* Begin Data provided *

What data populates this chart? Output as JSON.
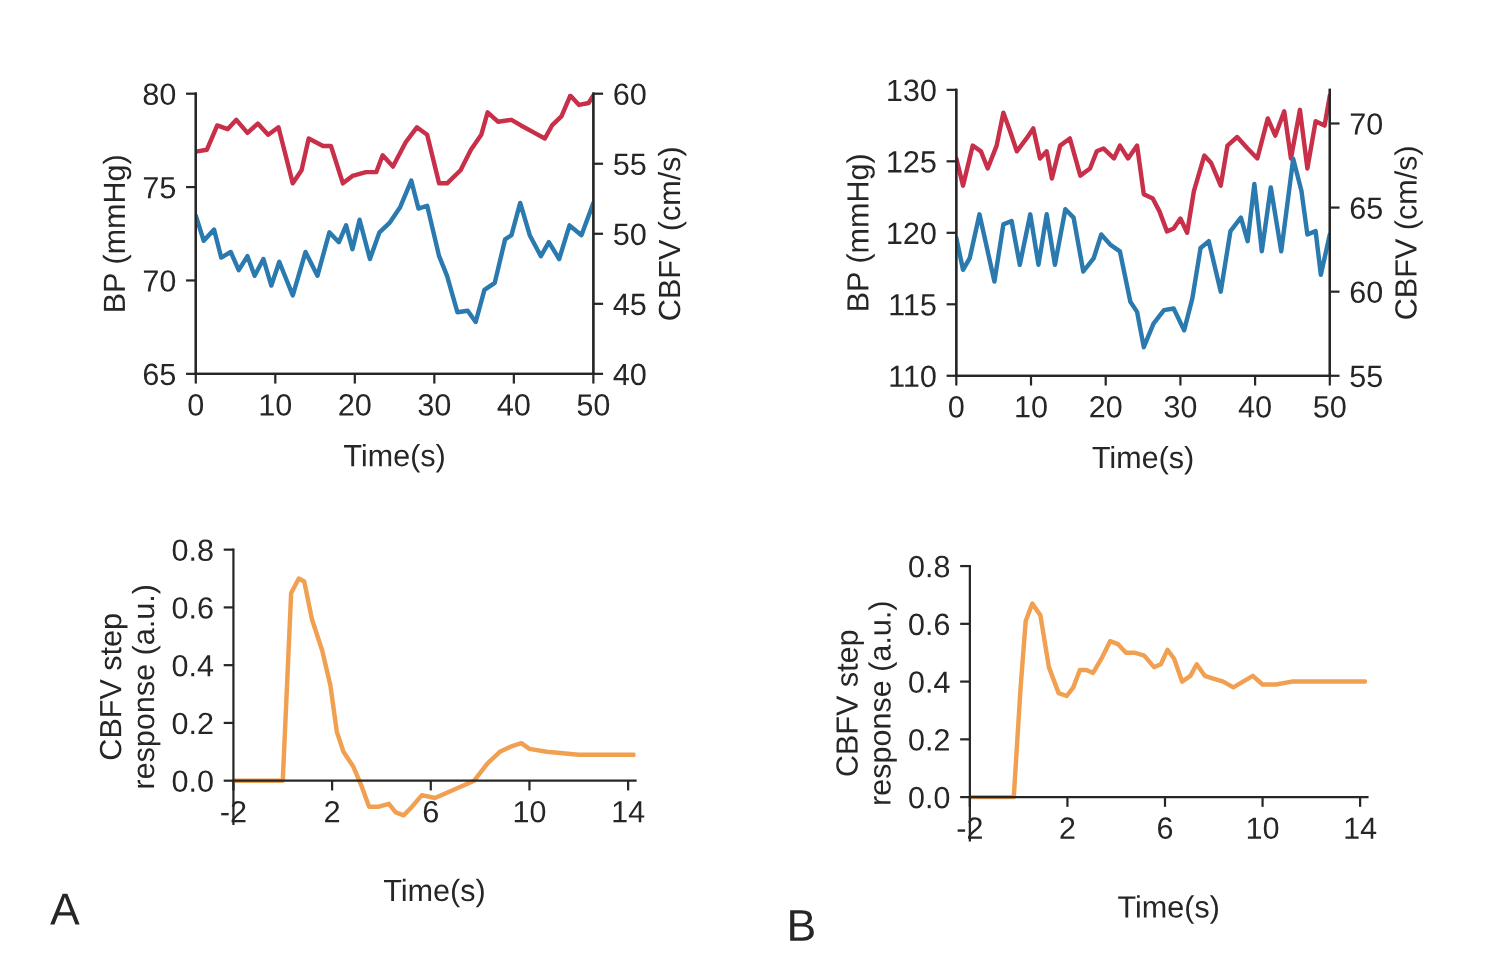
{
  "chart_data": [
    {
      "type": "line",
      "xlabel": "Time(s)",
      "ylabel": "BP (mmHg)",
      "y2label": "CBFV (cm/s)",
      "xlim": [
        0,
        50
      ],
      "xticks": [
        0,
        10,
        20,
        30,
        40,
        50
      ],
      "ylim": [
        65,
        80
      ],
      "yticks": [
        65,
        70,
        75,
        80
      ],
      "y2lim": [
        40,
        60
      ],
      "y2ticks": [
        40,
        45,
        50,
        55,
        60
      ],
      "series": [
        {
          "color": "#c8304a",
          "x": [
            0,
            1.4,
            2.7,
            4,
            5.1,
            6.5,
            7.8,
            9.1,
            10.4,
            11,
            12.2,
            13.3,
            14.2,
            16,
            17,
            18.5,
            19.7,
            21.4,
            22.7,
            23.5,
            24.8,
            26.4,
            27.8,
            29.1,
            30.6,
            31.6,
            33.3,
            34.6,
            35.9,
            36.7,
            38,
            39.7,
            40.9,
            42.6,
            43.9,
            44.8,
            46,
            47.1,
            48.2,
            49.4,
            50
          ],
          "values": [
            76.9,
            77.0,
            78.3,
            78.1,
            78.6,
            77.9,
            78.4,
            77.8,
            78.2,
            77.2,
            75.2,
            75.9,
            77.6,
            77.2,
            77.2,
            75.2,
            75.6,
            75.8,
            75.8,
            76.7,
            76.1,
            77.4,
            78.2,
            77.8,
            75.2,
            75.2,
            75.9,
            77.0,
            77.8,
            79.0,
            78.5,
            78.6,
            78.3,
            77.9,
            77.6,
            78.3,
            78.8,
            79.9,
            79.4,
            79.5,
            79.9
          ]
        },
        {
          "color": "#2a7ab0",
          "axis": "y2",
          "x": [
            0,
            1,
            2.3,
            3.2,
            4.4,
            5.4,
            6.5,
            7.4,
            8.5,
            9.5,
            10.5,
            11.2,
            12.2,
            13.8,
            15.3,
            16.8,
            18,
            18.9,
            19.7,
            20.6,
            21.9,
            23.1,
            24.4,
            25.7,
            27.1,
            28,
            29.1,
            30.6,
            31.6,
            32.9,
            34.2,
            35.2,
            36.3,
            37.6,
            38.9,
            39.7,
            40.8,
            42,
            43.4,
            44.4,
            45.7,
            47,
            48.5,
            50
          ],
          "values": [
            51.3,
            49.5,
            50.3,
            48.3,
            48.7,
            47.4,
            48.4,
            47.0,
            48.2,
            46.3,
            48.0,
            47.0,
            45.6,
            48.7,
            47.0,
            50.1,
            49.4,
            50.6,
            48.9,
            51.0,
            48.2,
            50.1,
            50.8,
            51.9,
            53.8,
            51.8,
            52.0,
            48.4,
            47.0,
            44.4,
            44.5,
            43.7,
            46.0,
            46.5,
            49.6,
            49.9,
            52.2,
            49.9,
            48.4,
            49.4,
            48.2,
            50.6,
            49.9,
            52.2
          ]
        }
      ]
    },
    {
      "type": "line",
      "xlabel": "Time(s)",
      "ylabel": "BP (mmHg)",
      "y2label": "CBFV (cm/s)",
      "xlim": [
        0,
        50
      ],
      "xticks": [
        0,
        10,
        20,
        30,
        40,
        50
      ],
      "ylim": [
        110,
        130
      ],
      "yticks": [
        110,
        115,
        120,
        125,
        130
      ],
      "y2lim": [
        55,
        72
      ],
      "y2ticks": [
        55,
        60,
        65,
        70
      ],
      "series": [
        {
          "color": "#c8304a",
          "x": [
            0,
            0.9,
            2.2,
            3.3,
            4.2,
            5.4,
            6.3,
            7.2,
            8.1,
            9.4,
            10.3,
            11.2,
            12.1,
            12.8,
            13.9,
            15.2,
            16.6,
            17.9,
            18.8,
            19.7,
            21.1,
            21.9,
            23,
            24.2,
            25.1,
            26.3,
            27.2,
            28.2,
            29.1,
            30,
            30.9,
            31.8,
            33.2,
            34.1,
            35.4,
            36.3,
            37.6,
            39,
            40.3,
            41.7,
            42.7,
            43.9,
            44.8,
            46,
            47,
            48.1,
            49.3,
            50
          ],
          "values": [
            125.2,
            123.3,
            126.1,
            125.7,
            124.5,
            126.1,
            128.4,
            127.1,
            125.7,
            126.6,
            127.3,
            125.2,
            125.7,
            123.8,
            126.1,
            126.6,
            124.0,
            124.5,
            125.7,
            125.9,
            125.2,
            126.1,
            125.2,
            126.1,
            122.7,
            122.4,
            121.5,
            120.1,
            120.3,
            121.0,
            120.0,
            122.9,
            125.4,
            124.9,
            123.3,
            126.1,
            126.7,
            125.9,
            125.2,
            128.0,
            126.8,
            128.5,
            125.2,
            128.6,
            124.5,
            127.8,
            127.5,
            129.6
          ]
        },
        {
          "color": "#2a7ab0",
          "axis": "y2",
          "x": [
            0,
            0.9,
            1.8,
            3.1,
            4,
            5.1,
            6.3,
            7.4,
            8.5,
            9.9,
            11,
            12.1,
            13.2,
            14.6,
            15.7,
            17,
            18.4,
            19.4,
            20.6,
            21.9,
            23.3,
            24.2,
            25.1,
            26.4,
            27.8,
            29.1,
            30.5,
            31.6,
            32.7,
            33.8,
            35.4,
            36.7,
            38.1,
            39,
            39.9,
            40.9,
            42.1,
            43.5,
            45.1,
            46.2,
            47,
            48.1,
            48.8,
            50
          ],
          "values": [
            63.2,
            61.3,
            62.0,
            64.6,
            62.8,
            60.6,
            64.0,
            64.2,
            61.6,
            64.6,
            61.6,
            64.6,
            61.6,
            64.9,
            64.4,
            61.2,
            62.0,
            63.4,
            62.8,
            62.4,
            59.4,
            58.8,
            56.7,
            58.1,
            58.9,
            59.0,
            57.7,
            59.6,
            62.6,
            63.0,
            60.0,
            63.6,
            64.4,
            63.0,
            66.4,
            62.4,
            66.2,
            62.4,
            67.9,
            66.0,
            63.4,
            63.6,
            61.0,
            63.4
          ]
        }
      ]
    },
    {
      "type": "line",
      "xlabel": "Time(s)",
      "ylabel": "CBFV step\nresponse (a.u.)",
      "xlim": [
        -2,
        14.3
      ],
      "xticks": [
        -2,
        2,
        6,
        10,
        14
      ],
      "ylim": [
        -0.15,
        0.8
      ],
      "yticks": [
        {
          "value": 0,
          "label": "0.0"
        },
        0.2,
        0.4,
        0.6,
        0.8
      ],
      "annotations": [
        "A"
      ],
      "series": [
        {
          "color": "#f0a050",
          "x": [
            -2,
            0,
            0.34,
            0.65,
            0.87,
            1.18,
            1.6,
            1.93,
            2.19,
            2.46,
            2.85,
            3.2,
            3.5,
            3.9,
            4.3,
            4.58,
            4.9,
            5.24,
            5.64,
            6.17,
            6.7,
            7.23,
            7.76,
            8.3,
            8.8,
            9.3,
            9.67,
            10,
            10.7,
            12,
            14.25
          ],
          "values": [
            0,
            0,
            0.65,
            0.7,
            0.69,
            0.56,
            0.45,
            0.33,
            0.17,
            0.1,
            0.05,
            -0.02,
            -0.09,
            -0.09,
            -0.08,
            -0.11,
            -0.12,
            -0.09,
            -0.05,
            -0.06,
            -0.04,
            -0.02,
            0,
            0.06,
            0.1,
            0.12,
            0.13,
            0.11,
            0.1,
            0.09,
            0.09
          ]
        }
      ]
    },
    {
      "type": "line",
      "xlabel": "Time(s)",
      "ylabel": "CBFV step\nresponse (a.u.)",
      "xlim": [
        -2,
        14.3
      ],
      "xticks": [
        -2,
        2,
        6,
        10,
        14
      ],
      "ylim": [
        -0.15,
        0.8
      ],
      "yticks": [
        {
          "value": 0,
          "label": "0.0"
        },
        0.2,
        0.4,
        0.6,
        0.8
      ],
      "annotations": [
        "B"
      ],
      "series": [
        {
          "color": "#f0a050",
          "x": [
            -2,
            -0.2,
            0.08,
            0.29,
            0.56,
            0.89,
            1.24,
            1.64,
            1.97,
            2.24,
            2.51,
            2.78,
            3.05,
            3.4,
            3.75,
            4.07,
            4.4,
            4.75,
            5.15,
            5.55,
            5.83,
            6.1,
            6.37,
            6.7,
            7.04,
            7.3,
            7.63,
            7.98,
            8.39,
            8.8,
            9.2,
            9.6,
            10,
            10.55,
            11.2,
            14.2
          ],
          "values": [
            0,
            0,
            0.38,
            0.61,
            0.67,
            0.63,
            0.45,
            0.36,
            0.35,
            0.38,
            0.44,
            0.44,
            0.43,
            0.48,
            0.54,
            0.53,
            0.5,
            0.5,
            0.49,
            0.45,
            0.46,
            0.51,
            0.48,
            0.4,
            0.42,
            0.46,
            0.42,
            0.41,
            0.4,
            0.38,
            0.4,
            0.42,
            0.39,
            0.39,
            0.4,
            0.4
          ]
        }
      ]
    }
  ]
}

* End Data provided *
* Begin Data provided *

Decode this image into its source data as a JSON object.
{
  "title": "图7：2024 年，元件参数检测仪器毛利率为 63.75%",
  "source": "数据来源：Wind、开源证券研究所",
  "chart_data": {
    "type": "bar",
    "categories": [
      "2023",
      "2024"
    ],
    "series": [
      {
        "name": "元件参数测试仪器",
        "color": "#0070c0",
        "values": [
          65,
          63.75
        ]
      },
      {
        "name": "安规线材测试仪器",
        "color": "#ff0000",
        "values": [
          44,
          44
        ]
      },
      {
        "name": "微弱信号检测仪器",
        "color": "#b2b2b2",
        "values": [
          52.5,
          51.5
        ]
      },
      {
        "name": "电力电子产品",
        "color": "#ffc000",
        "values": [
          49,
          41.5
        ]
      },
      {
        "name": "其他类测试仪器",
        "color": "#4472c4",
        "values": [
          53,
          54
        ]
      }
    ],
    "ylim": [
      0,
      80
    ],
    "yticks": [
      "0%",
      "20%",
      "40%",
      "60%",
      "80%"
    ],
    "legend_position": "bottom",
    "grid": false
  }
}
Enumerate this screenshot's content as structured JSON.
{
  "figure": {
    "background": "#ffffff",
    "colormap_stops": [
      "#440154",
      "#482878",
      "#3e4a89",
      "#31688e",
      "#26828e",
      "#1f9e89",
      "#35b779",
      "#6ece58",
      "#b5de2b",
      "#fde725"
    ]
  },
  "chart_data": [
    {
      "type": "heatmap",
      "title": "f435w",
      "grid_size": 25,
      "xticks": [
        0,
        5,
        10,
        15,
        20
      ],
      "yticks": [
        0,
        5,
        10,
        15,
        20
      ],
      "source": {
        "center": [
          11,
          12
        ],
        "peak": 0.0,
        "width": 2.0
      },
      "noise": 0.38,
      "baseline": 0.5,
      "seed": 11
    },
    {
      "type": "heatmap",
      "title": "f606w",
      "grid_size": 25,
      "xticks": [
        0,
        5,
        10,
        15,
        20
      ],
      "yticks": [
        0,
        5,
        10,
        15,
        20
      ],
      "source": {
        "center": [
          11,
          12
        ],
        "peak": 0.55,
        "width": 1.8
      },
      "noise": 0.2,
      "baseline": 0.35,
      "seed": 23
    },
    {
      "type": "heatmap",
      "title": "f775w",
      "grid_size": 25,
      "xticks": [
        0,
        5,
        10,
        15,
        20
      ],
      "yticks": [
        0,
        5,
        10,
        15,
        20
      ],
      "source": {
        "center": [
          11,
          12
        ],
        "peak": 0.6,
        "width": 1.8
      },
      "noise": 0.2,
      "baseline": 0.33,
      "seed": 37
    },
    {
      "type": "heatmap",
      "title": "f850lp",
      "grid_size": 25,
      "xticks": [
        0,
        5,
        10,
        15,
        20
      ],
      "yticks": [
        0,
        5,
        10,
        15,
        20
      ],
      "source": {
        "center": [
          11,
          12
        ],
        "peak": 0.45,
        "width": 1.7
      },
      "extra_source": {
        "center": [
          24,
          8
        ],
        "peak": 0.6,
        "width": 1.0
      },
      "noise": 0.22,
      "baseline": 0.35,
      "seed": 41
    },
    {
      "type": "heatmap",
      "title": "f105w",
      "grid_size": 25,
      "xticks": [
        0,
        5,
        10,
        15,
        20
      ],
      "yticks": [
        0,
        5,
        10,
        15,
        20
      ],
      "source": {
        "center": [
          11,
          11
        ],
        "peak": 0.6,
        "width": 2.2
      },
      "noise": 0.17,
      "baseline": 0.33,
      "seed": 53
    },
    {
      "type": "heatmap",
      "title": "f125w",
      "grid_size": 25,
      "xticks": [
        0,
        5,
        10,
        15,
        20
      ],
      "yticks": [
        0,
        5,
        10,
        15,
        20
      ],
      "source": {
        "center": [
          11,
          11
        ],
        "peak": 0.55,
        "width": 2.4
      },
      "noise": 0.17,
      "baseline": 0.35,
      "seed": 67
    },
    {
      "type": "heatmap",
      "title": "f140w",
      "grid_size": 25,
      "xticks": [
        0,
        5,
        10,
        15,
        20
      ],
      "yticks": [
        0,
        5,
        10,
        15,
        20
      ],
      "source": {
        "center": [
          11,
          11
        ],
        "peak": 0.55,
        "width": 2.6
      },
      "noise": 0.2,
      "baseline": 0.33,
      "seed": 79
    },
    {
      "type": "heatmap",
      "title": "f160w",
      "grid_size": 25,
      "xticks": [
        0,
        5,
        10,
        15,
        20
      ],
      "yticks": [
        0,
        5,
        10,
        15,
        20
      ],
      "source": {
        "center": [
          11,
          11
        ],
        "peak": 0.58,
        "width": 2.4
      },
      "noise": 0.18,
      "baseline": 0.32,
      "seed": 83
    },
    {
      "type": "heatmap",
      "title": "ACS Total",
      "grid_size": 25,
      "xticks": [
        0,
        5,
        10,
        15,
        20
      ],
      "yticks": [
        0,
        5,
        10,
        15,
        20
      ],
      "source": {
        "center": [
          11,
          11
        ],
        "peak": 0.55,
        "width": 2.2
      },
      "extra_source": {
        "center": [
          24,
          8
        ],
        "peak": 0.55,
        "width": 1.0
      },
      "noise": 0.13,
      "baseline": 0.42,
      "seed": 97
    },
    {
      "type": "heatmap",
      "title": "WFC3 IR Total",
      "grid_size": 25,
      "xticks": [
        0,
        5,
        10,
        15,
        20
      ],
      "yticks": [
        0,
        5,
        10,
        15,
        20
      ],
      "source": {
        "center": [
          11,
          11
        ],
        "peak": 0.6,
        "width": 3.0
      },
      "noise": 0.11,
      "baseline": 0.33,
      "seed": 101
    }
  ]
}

* End Data provided *

### Problem details
Count the lines in the entries above that include the string "this", then give only that figure.

### Reply to the exercise
3